* start RECORDS SUPPLIED *

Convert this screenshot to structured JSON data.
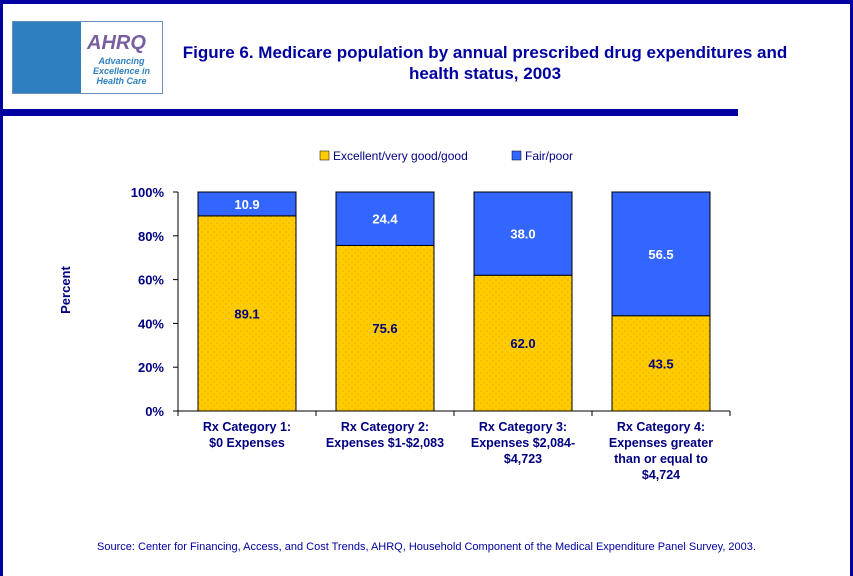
{
  "logo": {
    "text": "AHRQ",
    "tagline": "Advancing Excellence in Health Care"
  },
  "colors": {
    "excellent": "#FFCC00",
    "fair": "#3366FF",
    "text": "#000080",
    "border": "#0000A0"
  },
  "source": "Source: Center for Financing, Access, and Cost Trends, AHRQ, Household Component of the Medical Expenditure Panel Survey, 2003.",
  "chart_data": {
    "type": "bar",
    "stacked": true,
    "title": "Figure 6. Medicare population by annual prescribed drug expenditures and health status, 2003",
    "ylabel": "Percent",
    "xlabel": "",
    "ylim": [
      0,
      100
    ],
    "yticks": [
      "0%",
      "20%",
      "40%",
      "60%",
      "80%",
      "100%"
    ],
    "legend_position": "top",
    "categories": [
      [
        "Rx Category 1:",
        "$0 Expenses"
      ],
      [
        "Rx Category 2:",
        "Expenses $1-$2,083"
      ],
      [
        "Rx Category 3:",
        "Expenses $2,084-",
        "$4,723"
      ],
      [
        "Rx Category 4:",
        "Expenses greater",
        "than or equal to",
        "$4,724"
      ]
    ],
    "series": [
      {
        "name": "Excellent/very good/good",
        "values": [
          89.1,
          75.6,
          62.0,
          43.5
        ],
        "labels": [
          "89.1",
          "75.6",
          "62.0",
          "43.5"
        ]
      },
      {
        "name": "Fair/poor",
        "values": [
          10.9,
          24.4,
          38.0,
          56.5
        ],
        "labels": [
          "10.9",
          "24.4",
          "38.0",
          "56.5"
        ]
      }
    ]
  }
}
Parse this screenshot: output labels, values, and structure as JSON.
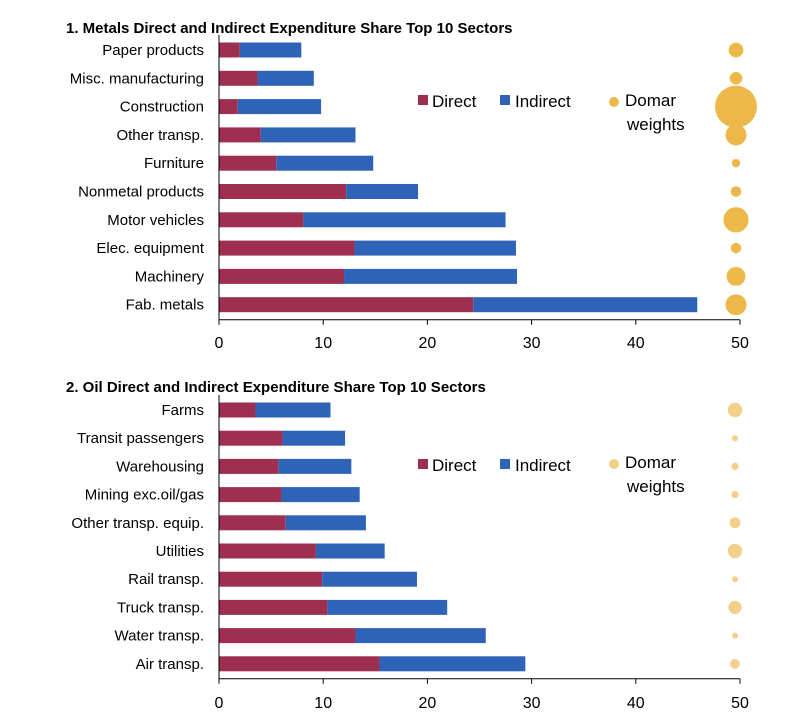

* end RECORDS SUPPLIED *

GIVEN EXERCISE:
Without the pictures, restate all of the entries above verbatim.

EXPECTED ANSWER:
Convert this screenshot to structured JSON data.
{
  "logo": {
    "text": "AHRQ",
    "tagline": "Advancing Excellence in Health Care"
  },
  "colors": {
    "excellent": "#FFCC00",
    "fair": "#3366FF",
    "text": "#000080",
    "border": "#0000A0"
  },
  "source": "Source: Center for Financing, Access, and Cost Trends, AHRQ, Household Component of the Medical Expenditure Panel Survey, 2003.",
  "chart_data": {
    "type": "bar",
    "stacked": true,
    "title": "Figure 6. Medicare population by annual prescribed drug expenditures and health status, 2003",
    "ylabel": "Percent",
    "xlabel": "",
    "ylim": [
      0,
      100
    ],
    "yticks": [
      "0%",
      "20%",
      "40%",
      "60%",
      "80%",
      "100%"
    ],
    "legend_position": "top",
    "categories": [
      [
        "Rx Category 1:",
        "$0 Expenses"
      ],
      [
        "Rx Category 2:",
        "Expenses $1-$2,083"
      ],
      [
        "Rx Category 3:",
        "Expenses $2,084-",
        "$4,723"
      ],
      [
        "Rx Category 4:",
        "Expenses greater",
        "than or equal to",
        "$4,724"
      ]
    ],
    "series": [
      {
        "name": "Excellent/very good/good",
        "values": [
          89.1,
          75.6,
          62.0,
          43.5
        ],
        "labels": [
          "89.1",
          "75.6",
          "62.0",
          "43.5"
        ]
      },
      {
        "name": "Fair/poor",
        "values": [
          10.9,
          24.4,
          38.0,
          56.5
        ],
        "labels": [
          "10.9",
          "24.4",
          "38.0",
          "56.5"
        ]
      }
    ]
  }
}
Parse this screenshot: output labels, values, and structure as JSON.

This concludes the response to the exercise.